**PASSAGE PROVIDED:**
-- -- --

While this project is completed, if there's some other resource you believe would benefit a project like this, I'm open to suggestions for when/if I do a V2.

What programs were used to do this?

-Hashcat 6.2.5 was used for all rule testing/validation, as well as generating random rules.

-PACK for python 3 was used to generate most of the original rules ( https://gist.github.com/rarecoil/8b964b473eb8d47c70dea0a86b772f60)

-Duprule was used to remove functional duplicates from the final list (https://github.com/mhasbini/duprule)

The rest was done with windows cmd/linux terminal commands (mainly a lot of sort | uniq -c | sort -nr as well as using copy to combine files together) plus vbs script + batch files for automation and some python scripting.

Did you write/generate these rules?

For the most part, no.

The majority of these rules are not mine, and I don't mean to take credit for them – I simply tested them against a lot of hashes and sorted by frequency. This excludes those contained in the folder “unicorn generated” which were generated by me using both PACK and hashcat's built-in random rule generation.

Is this project ongoing? Will there be updates?

No. This project is completed.

How was this developed?

As mentioned above, the first 100 million hashes from PwnedPassswords V8 were used for testing. These were divided into 50 batches of 2 million. Rockyou.txt was used as a wordlist, and the first batch of ~40 million rules (~33 million de-duped) was tested: these were the rules downloaded from the link in this doc: (https://docs.google.com/spreadsheets/d/1qQNwggWIWtL-m0EYrRg_vdwHOrZCY-SnWcYTwQN0fMk/edit#gid=1952927995). I simply used the included “combined.rule” file that contains all the others. This was the single most time-consuming step and took about a month on a 3080 Ti, though part of this was due to “hiccups” in getting the automation to work smoothly, me not de-duping the list beforehand, and the like, as I estimate actual runtime to be closer to 600 hours. After this I was left with 18,468,746 hashes.

Next, the rules from UncleJay's link in this thread (https://forum.hashkiller.io/index.php?threads/user-recommended-wordlists-rules.50001/) were tested. While many of the rules had already been contained in combined.rule, there were definitely some I hadn't tried yet, mainly the massive “KoreLogicRulesAppend6NumbersSpecial” which is 575 MB and contains 38 M rules, simply being every possible combination of 6 numbers and a special character. I figured the test wasn't complete without it though and threw it (along with any other rules I hadn't yet tried) into a file titled combined_2. This yielded an additional 43.3-ish million rules to try, but only took about 6 days since I was now processing only 10 batches of ~1.8 million hashes each. When this was finished, I was left with 17,659,603 uncracked hashes and – after sort | uniq -c | sort -nr -ing and some sed commands -- a tidy little 48 MB file with 3,478,237 rules, in order of frequency. Good so far.

I wanted to improve it though which I had a two-step plan to do: the first step involved PACK for python 3 (https://gist.github.com/rarecoil/8b964b473eb8d47c70dea0a86b772f60), and the second involved hashcat's built-in random rule generation.

So first PACK: I fed PACK the large-combined list from hashmob https://hashmob.net/resources/hashmob) as well as rockyou.txt as a “base” wordlist. It processed 47.5 M passwords, and generated 51,272,903 rules after a sort | uniq. This took about 9 ½ days running on a linux VM powered by 8 “P-cores” from a 12700K.

-- -- --

**EXTRACTED INFORMATION:**
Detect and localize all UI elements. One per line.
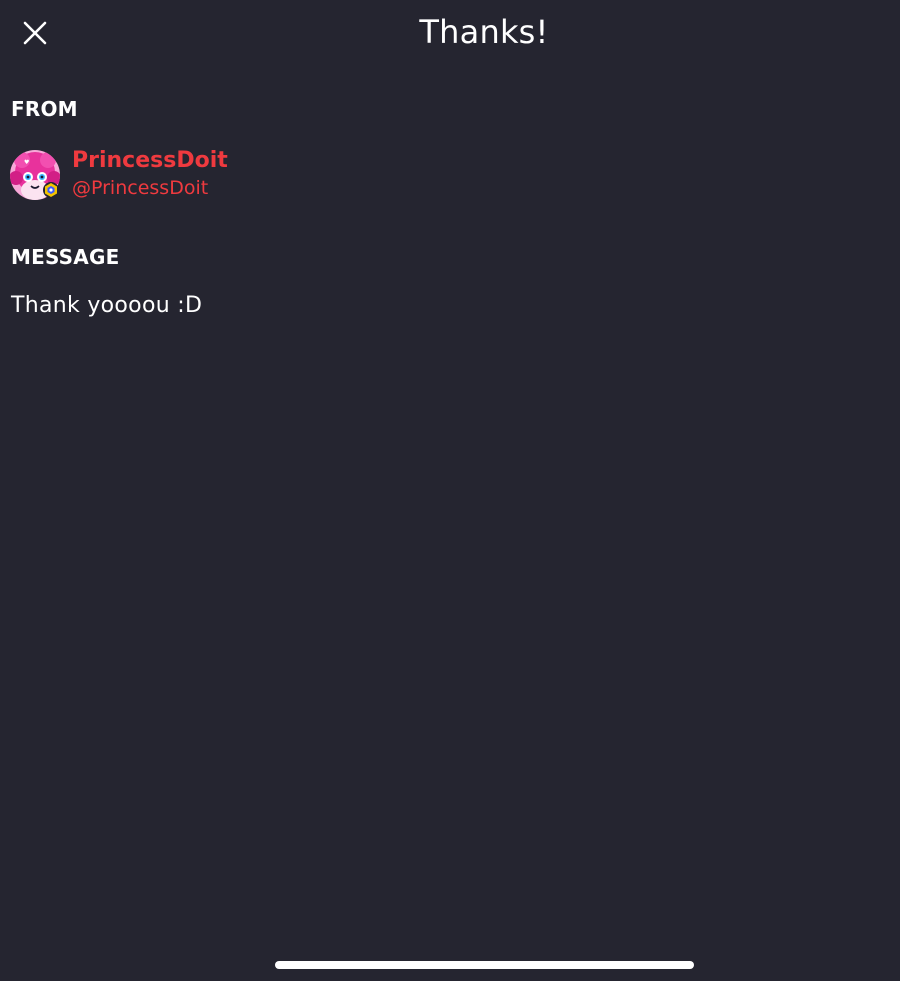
svg-text:♥: ♥ [24,159,29,166]
page-title: Thanks! [419,13,549,51]
top-bar: Thanks! [0,0,900,68]
sender-profile[interactable]: ♥ PrincessDoit @PrincessDoit [10,148,228,202]
message-body: Thank yoooou :D [11,293,203,318]
sender-handle[interactable]: @PrincessDoit [72,174,228,202]
avatar[interactable]: ♥ [10,150,60,200]
from-section-label: FROM [11,97,78,121]
sender-info: PrincessDoit @PrincessDoit [72,148,228,202]
avatar-icon: ♥ [10,150,60,200]
message-section-label: MESSAGE [11,245,120,269]
home-indicator[interactable] [275,961,694,969]
sender-name[interactable]: PrincessDoit [72,148,228,174]
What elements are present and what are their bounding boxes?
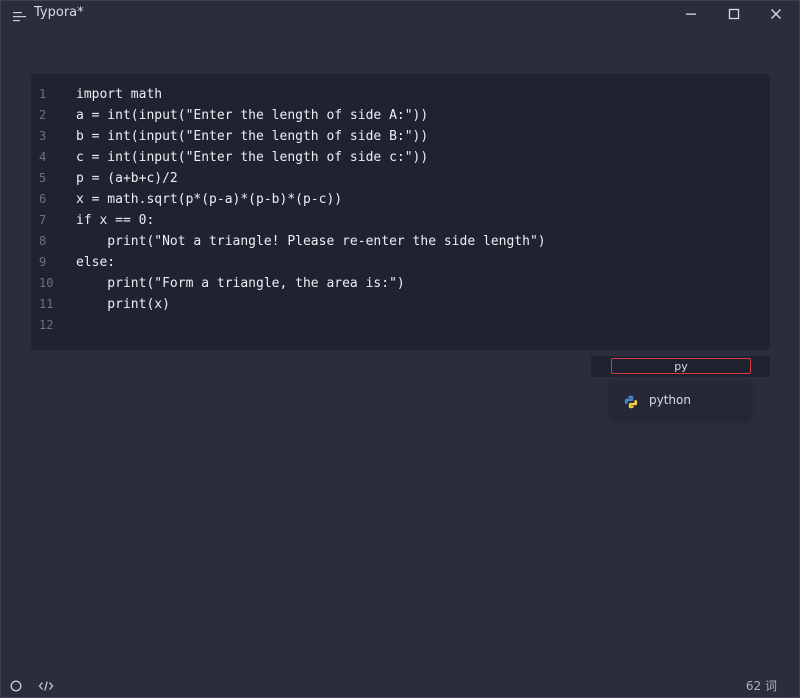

-- -- --

**PROMPT 1:**
According to the rule-testing write-up, how many hashes were left after testing the first batch of rules from combined.rule?
**PROMPT 2:**
Condense the rule-testing write-up's paragraph beginning "Next, the rules from UncleJay's link" into a bulleted list that keeps its main facts.

**TASK SOLUTION 1:**
18,468,746 hashes were left.

**TASK SOLUTION 2:**
- Rules from UncleJay's link in the hashkiller forum thread were tested next.
- Many of these rules were already in combined.rule, but some were new. The main new one was "KoreLogicRulesAppend6NumbersSpecial": 575 MB and 38 M rules, covering every combination of 6 numbers and a special character.
- That file and all other untried rules were put into a file titled combined_2, giving about 43.3 million additional rules.
- The run took about 6 days, processing 10 batches of ~1.8 million hashes each.
- 17,659,603 hashes remained uncracked.
- After sort | uniq -c | sort -nr and some sed commands, the result was a 48 MB file of 3,478,237 rules in order of frequency.